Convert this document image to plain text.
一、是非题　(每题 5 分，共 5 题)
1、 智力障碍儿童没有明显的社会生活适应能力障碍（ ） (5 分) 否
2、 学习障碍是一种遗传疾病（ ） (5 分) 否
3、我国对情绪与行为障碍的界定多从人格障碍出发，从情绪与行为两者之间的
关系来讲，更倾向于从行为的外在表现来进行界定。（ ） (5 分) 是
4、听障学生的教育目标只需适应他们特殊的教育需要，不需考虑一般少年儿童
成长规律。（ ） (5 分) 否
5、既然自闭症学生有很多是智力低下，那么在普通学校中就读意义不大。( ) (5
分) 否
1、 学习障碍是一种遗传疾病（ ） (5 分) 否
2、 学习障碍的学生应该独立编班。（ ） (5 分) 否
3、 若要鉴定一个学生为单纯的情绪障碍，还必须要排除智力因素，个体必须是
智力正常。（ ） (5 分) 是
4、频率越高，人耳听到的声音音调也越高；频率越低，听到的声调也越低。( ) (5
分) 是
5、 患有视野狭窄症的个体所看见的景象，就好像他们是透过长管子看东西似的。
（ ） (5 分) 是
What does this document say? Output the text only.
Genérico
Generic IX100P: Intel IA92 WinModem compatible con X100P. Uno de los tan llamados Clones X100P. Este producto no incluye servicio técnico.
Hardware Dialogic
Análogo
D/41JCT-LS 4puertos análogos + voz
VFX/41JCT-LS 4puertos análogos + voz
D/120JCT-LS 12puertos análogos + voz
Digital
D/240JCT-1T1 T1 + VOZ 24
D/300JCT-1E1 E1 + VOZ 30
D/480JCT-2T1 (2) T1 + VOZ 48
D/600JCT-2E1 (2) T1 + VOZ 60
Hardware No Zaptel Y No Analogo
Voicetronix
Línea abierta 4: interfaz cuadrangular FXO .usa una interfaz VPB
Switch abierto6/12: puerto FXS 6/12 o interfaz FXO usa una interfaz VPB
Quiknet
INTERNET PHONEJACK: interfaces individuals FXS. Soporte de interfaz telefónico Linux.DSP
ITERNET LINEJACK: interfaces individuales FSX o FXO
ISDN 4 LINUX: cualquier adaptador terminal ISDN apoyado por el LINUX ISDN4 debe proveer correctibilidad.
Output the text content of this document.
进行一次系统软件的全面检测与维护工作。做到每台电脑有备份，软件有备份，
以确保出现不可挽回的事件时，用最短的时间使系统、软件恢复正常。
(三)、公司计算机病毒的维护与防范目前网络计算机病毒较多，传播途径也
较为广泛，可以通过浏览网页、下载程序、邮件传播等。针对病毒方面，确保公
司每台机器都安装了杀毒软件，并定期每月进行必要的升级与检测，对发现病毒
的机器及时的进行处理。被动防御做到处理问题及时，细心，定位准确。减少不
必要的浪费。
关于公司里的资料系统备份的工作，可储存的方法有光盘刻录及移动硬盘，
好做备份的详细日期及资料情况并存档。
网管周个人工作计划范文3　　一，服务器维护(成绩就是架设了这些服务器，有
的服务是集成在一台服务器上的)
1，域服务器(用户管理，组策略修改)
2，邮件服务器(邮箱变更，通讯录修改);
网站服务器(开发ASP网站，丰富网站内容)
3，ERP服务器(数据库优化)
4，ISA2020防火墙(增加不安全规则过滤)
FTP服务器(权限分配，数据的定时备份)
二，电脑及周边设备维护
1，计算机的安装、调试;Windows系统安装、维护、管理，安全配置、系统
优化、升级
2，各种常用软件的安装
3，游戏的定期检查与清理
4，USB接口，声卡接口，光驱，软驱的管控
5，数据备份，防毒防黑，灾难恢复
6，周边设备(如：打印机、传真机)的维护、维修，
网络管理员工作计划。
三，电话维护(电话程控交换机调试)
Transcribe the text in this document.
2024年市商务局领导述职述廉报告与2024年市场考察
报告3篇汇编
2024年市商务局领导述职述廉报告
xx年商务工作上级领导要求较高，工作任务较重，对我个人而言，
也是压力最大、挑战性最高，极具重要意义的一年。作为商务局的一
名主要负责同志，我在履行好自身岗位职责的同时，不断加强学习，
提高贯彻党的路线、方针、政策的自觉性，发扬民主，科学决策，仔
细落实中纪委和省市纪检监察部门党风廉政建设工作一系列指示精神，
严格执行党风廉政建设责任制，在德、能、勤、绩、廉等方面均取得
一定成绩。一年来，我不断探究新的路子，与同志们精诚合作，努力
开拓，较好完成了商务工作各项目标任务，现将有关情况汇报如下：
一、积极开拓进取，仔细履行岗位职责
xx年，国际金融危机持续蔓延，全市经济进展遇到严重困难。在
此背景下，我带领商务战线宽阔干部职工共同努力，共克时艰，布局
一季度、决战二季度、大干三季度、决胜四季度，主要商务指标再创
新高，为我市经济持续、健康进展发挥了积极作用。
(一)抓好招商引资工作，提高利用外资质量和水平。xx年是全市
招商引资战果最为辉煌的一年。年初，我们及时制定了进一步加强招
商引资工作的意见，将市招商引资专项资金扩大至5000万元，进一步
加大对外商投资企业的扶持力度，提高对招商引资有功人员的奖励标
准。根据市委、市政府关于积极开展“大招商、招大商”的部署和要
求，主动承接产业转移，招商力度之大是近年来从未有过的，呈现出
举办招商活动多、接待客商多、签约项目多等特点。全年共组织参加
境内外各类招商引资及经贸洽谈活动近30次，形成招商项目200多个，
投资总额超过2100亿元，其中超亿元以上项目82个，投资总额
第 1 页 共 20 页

Task description:
Scan the records above and report how many lines include the word "document", without any other text.

Output of the exercise:
4